# start of Document segment

One of the common anti patterns I run into in working with lawyers and law practices is people who are constantly looking for little efficiencies to try to improve particular parts of their practice or parts of their legal workflow. In today’s episode I’m going to explain why sometimes finding those short term efficiencies, even if they work in the short term, can actually cut against the long term productivity or the overall flow of work through your practice. Ready to become a more agile attorney? Let’s go.

Welcome to The Agile Attorney podcast powered by Agile Attorney Consulting. I’m John Grant and I’ve spent the last decade helping lawyers and legal teams harness the tools of modern entrepreneurship to build practices that are profitable, scalable, and sustainable for themselves and their communities. Each episode I offer principles, practices, and other ideas to help legal professionals of all kinds be more agile in your legal practice.

Hey there, welcome back to the podcast. So, this week I want to build on some of the things I talked about last week with respect to giving space and helping clients really have the time and the ability to articulate their specific reasons for why they’re reaching out to you for legal help. Getting to their why statements, their motivations, their purpose statements for what inspired them to reach out for help in general. And then maybe specifically reaching out to get your help with respect to whatever legal matter it is that they’re dealing with.

# end of Document segment
# start of Provided data

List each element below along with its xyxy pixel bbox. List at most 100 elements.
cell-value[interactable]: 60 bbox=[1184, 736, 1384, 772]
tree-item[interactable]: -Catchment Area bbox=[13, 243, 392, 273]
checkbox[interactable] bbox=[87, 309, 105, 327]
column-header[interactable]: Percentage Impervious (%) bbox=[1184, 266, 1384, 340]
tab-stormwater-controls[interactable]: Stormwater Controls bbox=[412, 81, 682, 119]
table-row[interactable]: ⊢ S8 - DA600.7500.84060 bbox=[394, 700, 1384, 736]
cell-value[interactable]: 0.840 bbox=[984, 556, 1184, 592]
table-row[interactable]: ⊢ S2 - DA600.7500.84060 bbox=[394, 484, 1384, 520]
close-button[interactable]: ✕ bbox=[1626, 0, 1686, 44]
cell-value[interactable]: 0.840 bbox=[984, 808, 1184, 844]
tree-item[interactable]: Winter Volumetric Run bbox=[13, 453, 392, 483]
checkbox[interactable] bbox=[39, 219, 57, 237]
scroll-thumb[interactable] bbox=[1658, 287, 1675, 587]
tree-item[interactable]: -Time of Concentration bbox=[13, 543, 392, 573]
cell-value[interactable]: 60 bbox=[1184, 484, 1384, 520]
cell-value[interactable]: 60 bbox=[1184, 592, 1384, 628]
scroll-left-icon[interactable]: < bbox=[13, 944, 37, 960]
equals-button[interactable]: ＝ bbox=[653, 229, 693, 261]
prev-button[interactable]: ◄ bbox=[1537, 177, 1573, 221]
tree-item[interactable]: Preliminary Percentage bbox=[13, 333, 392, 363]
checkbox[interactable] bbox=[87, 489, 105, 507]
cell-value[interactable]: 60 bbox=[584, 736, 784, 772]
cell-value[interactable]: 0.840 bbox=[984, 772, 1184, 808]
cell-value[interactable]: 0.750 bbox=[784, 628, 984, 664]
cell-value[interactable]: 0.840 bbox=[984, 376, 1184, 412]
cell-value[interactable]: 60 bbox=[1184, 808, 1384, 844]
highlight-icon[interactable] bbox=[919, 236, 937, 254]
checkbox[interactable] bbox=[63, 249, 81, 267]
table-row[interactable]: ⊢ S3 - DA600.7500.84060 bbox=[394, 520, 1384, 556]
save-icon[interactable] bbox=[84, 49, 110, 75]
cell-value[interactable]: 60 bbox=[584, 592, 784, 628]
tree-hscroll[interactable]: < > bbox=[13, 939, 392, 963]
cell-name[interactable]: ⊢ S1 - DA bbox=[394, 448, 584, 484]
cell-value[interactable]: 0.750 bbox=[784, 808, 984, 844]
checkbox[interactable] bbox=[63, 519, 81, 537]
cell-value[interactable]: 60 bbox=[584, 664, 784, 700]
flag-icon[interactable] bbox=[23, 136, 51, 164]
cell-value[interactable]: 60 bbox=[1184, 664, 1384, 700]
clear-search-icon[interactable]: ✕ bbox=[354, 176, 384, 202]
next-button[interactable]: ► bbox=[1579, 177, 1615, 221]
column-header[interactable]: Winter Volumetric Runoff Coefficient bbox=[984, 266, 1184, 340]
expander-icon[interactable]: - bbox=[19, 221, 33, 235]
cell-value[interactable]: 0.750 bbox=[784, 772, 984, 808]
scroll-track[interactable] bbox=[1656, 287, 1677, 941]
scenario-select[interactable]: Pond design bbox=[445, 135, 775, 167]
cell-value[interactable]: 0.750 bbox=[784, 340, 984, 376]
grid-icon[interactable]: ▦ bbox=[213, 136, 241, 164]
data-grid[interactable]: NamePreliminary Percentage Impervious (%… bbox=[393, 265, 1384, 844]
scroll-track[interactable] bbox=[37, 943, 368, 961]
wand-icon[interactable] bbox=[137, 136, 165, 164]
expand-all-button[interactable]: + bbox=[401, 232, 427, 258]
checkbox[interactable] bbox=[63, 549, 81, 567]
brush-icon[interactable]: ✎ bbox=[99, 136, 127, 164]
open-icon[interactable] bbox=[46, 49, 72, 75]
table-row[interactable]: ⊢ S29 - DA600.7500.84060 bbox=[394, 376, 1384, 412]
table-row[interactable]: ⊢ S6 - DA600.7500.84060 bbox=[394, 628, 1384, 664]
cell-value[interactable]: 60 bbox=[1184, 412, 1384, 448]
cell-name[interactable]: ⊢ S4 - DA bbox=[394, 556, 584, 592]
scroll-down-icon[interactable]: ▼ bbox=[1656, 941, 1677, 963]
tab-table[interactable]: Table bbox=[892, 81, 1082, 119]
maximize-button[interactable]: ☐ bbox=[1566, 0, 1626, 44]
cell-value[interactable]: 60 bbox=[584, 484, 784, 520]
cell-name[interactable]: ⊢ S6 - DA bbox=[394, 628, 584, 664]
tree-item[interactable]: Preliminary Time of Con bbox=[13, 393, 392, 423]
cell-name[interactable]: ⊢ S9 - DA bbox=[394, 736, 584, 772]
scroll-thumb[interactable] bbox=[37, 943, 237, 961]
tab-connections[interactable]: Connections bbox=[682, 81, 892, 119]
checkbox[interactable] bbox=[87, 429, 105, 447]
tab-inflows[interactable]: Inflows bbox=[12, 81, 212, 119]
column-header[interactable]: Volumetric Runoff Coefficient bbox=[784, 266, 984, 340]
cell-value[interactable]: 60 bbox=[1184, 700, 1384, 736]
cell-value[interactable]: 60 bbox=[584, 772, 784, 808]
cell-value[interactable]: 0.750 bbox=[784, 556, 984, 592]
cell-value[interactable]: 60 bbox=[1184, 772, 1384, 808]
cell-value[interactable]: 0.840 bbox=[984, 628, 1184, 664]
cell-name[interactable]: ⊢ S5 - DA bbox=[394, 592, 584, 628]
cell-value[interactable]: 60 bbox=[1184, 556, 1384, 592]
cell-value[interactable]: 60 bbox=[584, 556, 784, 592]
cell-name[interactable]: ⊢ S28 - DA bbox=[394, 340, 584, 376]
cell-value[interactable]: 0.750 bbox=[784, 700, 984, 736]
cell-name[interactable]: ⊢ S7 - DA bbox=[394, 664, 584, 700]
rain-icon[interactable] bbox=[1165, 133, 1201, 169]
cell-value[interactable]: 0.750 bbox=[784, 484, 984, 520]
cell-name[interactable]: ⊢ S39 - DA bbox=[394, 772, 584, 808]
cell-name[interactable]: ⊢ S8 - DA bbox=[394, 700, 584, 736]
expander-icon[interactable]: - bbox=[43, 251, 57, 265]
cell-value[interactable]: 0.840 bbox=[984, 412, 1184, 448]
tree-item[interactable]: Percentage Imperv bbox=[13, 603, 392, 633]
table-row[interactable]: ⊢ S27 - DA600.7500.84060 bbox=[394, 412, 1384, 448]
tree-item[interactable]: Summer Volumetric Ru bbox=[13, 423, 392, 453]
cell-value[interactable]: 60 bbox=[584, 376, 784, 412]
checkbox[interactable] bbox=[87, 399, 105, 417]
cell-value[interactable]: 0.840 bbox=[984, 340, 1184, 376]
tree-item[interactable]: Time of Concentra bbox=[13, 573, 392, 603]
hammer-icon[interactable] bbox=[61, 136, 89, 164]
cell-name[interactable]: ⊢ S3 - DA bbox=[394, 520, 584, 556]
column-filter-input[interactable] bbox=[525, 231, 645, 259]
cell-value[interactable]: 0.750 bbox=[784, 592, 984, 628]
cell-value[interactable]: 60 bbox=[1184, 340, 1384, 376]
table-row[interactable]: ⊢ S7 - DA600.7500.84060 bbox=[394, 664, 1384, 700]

# end of Provided data

_Parts of the exercise_:
- 1) In the podcast excerpt, how long has the host spent helping lawyers and legal teams?
- 2) Render this sentence from the podcast excerpt in French: "Welcome to The Agile Attorney podcast powered by Agile Attorney Consulting."
- 3) Print the podcast excerpt starting at the words "Hey there, welcome" and ending after the words "they’re dealing with.".

_Set of answers_:
- 1) The last decade.

- 2) Bienvenue sur le podcast The Agile Attorney, proposé par Agile Attorney Consulting.

- 3)
Hey there, welcome back to the podcast. So, this week I want to build on some of the things I talked about last week with respect to giving space and helping clients really have the time and the ability to articulate their specific reasons for why they’re reaching out to you for legal help. Getting to their why statements, their motivations, their purpose statements for what inspired them to reach out for help in general. And then maybe specifically reaching out to get your help with respect to whatever legal matter it is that they’re dealing with.